What is asked:
Your answer should be a single number: the count of lines that hold the word "highlight".

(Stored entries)
____

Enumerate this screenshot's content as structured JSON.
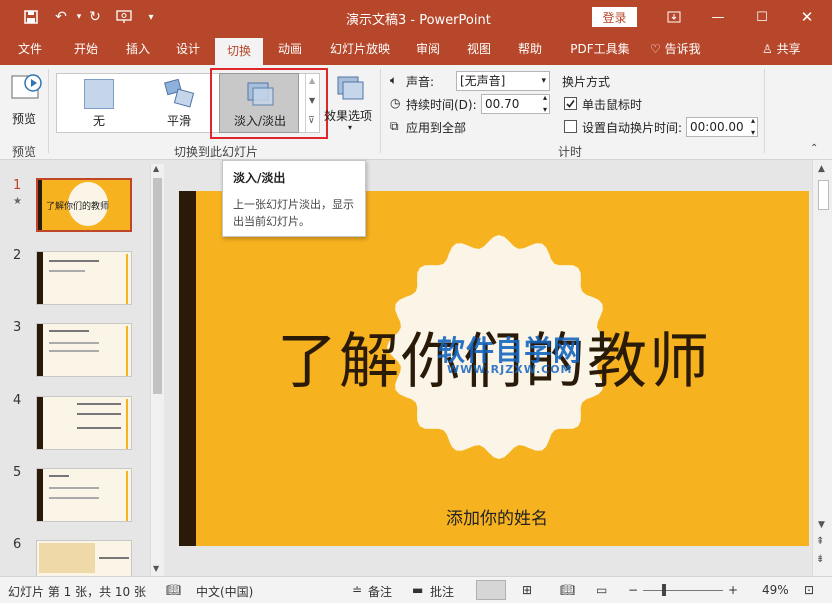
{
  "titlebar": {
    "title": "演示文稿3  -  PowerPoint",
    "login": "登录",
    "icons": [
      "save-icon",
      "undo-icon",
      "redo-icon",
      "presenter-icon",
      "customize-icon"
    ]
  },
  "tabs": [
    "文件",
    "开始",
    "插入",
    "设计",
    "切换",
    "动画",
    "幻灯片放映",
    "审阅",
    "视图",
    "帮助",
    "PDF工具集",
    "告诉我",
    "共享"
  ],
  "ribbon": {
    "preview_label": "预览",
    "preview_group": "预览",
    "transitions": [
      "无",
      "平滑",
      "淡入/淡出"
    ],
    "effect_options": "效果选项",
    "transition_group": "切换到此幻灯片",
    "sound_label": "声音:",
    "sound_value": "[无声音]",
    "duration_label": "持续时间(D):",
    "duration_value": "00.70",
    "apply_all": "应用到全部",
    "advance_title": "换片方式",
    "on_click": "单击鼠标时",
    "after_time": "设置自动换片时间:",
    "after_value": "00:00.00",
    "timing_group": "计时"
  },
  "tooltip": {
    "title": "淡入/淡出",
    "body": "上一张幻灯片淡出，显示出当前幻灯片。"
  },
  "slides": {
    "numbers": [
      "1",
      "2",
      "3",
      "4",
      "5",
      "6"
    ],
    "first_thumb_title": "了解你们的教师",
    "star": "★"
  },
  "main_slide": {
    "title": "了解你们的教师",
    "subtitle": "添加你的姓名",
    "watermark": "软件自学网",
    "watermark_url": "WWW.RJZXW.COM"
  },
  "statusbar": {
    "slide_info": "幻灯片 第 1 张，共 10 张",
    "language": "中文(中国)",
    "notes": "备注",
    "comments": "批注",
    "zoom": "49%"
  },
  "colors": {
    "accent": "#b7472a",
    "slide_bg": "#f7b21f",
    "slide_bar": "#2a1a08",
    "highlight": "#e0252b"
  }
}
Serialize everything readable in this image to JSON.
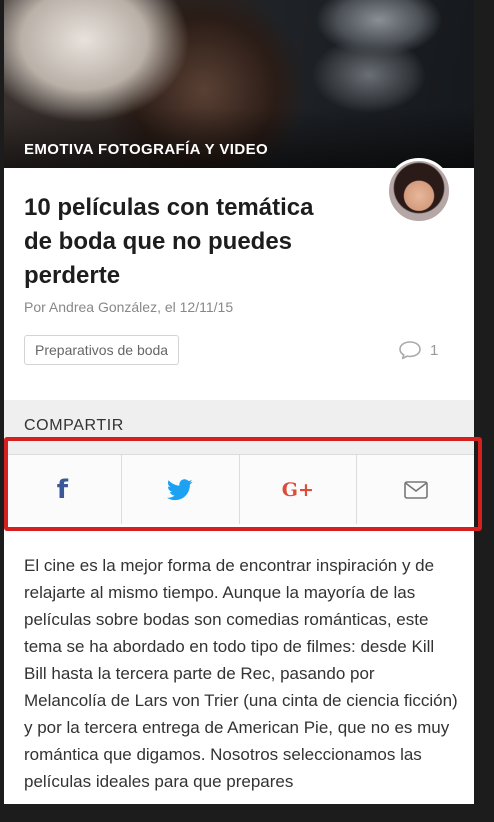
{
  "hero": {
    "category": "EMOTIVA FOTOGRAFÍA Y VIDEO"
  },
  "article": {
    "title": "10 películas con temática de boda que no puedes perderte",
    "byline": "Por Andrea González, el 12/11/15",
    "tag": "Preparativos de boda",
    "comment_count": "1",
    "body": "El cine es la mejor forma de encontrar inspiración y de relajarte al mismo tiempo. Aunque la mayoría de las películas sobre bodas son comedias románticas, este tema se ha abordado en todo tipo de filmes: desde Kill Bill hasta la tercera parte de Rec, pasando por Melancolía de Lars von Trier (una cinta de ciencia ficción) y por la tercera entrega de American Pie, que no es muy romántica que digamos. Nosotros seleccionamos las películas ideales para que prepares"
  },
  "share": {
    "label": "COMPARTIR",
    "buttons": [
      {
        "icon": "facebook-icon",
        "glyph": "f",
        "color": "#3b5998"
      },
      {
        "icon": "twitter-icon",
        "color": "#1da1f2"
      },
      {
        "icon": "google-plus-icon",
        "glyph": "G+",
        "color": "#dd4b39"
      },
      {
        "icon": "email-icon",
        "color": "#777777"
      }
    ]
  },
  "colors": {
    "highlight": "#d61f1f",
    "share_background": "#efefef"
  }
}
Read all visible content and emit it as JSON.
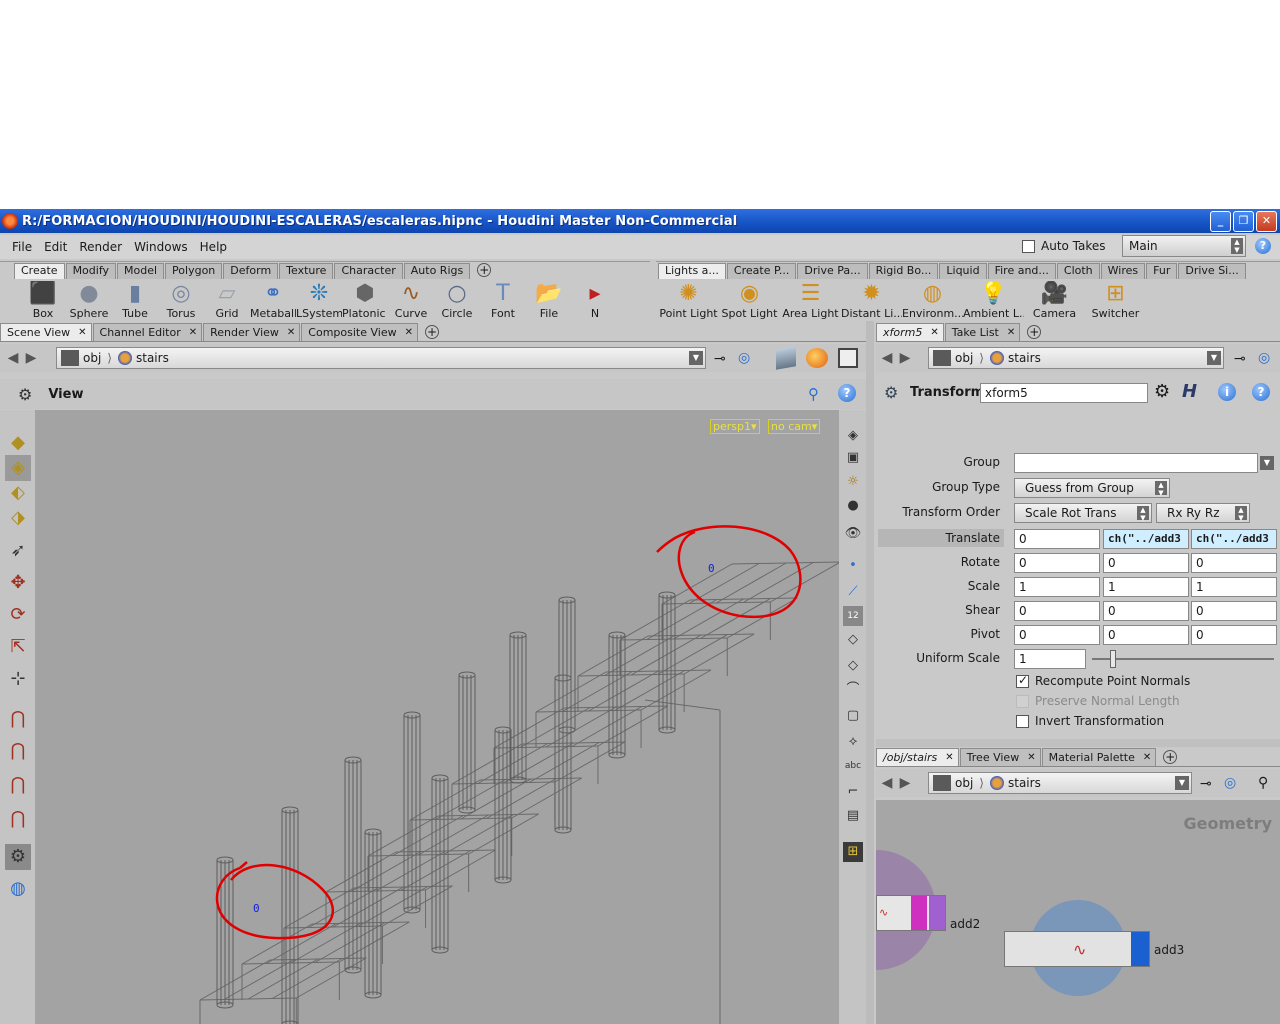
{
  "window": {
    "title": "R:/FORMACION/HOUDINI/HOUDINI-ESCALERAS/escaleras.hipnc - Houdini Master Non-Commercial",
    "minimize": "_",
    "restore": "❐",
    "close": "✕"
  },
  "menu": {
    "items": [
      "File",
      "Edit",
      "Render",
      "Windows",
      "Help"
    ]
  },
  "auto_takes": {
    "label": "Auto Takes",
    "checked": false
  },
  "take_select": {
    "value": "Main"
  },
  "shelf_left": {
    "tabs": [
      "Create",
      "Modify",
      "Model",
      "Polygon",
      "Deform",
      "Texture",
      "Character",
      "Auto Rigs"
    ],
    "active": "Create",
    "tools": [
      {
        "label": "Box",
        "icon": "box-icon",
        "glyph": "⬛"
      },
      {
        "label": "Sphere",
        "icon": "sphere-icon",
        "glyph": "●"
      },
      {
        "label": "Tube",
        "icon": "tube-icon",
        "glyph": "▮"
      },
      {
        "label": "Torus",
        "icon": "torus-icon",
        "glyph": "◎"
      },
      {
        "label": "Grid",
        "icon": "grid-icon",
        "glyph": "▱"
      },
      {
        "label": "Metaball",
        "icon": "metaball-icon",
        "glyph": "⚭"
      },
      {
        "label": "LSystem",
        "icon": "lsystem-icon",
        "glyph": "❊"
      },
      {
        "label": "Platonic ...",
        "icon": "platonic-icon",
        "glyph": "⬢"
      },
      {
        "label": "Curve",
        "icon": "curve-icon",
        "glyph": "∿"
      },
      {
        "label": "Circle",
        "icon": "circle-icon",
        "glyph": "○"
      },
      {
        "label": "Font",
        "icon": "font-icon",
        "glyph": "T"
      },
      {
        "label": "File",
        "icon": "file-icon",
        "glyph": "📂"
      },
      {
        "label": "N",
        "icon": "more-icon",
        "glyph": "▸"
      }
    ]
  },
  "shelf_right": {
    "tabs": [
      "Lights a...",
      "Create P...",
      "Drive Pa...",
      "Rigid Bo...",
      "Liquid",
      "Fire and...",
      "Cloth",
      "Wires",
      "Fur",
      "Drive Si..."
    ],
    "active": "Lights a...",
    "tools": [
      {
        "label": "Point Light",
        "icon": "point-light-icon",
        "glyph": "✺"
      },
      {
        "label": "Spot Light",
        "icon": "spot-light-icon",
        "glyph": "◉"
      },
      {
        "label": "Area Light",
        "icon": "area-light-icon",
        "glyph": "☰"
      },
      {
        "label": "Distant Li...",
        "icon": "distant-light-icon",
        "glyph": "✹"
      },
      {
        "label": "Environm...",
        "icon": "environment-light-icon",
        "glyph": "◍"
      },
      {
        "label": "Ambient L...",
        "icon": "ambient-light-icon",
        "glyph": "💡"
      },
      {
        "label": "Camera",
        "icon": "camera-icon",
        "glyph": "🎥"
      },
      {
        "label": "Switcher",
        "icon": "switcher-icon",
        "glyph": "⊞"
      }
    ]
  },
  "left_pane": {
    "tabs": [
      {
        "label": "Scene View",
        "active": true
      },
      {
        "label": "Channel Editor",
        "active": false
      },
      {
        "label": "Render View",
        "active": false
      },
      {
        "label": "Composite View",
        "active": false
      }
    ],
    "path": [
      "obj",
      "stairs"
    ],
    "view_label": "View",
    "camera": "persp1▾",
    "cam_menu": "no cam▾",
    "markers": [
      "0",
      "0"
    ]
  },
  "param_pane": {
    "tabs": [
      {
        "label": "xform5",
        "active": true
      },
      {
        "label": "Take List",
        "active": false
      }
    ],
    "path": [
      "obj",
      "stairs"
    ],
    "node_type": "Transform",
    "node_name": "xform5",
    "group_label": "Group",
    "group_value": "",
    "group_type_label": "Group Type",
    "group_type_value": "Guess from Group",
    "transform_order_label": "Transform Order",
    "transform_order_value": "Scale Rot Trans",
    "rot_order_value": "Rx Ry Rz",
    "translate_label": "Translate",
    "translate": [
      "0",
      "ch(\"../add3",
      "ch(\"../add3"
    ],
    "rotate_label": "Rotate",
    "rotate": [
      "0",
      "0",
      "0"
    ],
    "scale_label": "Scale",
    "scale": [
      "1",
      "1",
      "1"
    ],
    "shear_label": "Shear",
    "shear": [
      "0",
      "0",
      "0"
    ],
    "pivot_label": "Pivot",
    "pivot": [
      "0",
      "0",
      "0"
    ],
    "uniform_scale_label": "Uniform Scale",
    "uniform_scale": "1",
    "uniform_scale_slider": 0.1,
    "recompute_label": "Recompute Point Normals",
    "recompute_checked": true,
    "preserve_label": "Preserve Normal Length",
    "invert_label": "Invert Transformation",
    "invert_checked": false
  },
  "network_pane": {
    "tabs": [
      {
        "label": "/obj/stairs",
        "active": true
      },
      {
        "label": "Tree View",
        "active": false
      },
      {
        "label": "Material Palette",
        "active": false
      }
    ],
    "path": [
      "obj",
      "stairs"
    ],
    "context_label": "Geometry",
    "nodes": [
      "add2",
      "add3"
    ]
  },
  "colors": {
    "viewport_bg": "#a3a3a3",
    "annotation_red": "#e00000",
    "marker_blue": "#1020e0",
    "expression_bg": "#cfeeff",
    "title_blue": "#1553c4"
  }
}
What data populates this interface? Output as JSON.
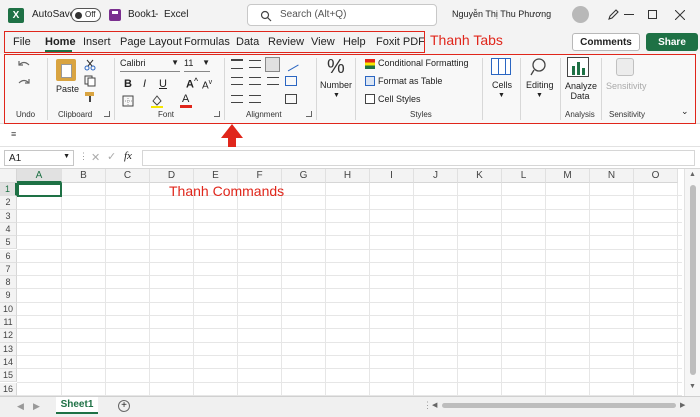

____

Solution to the problem:
2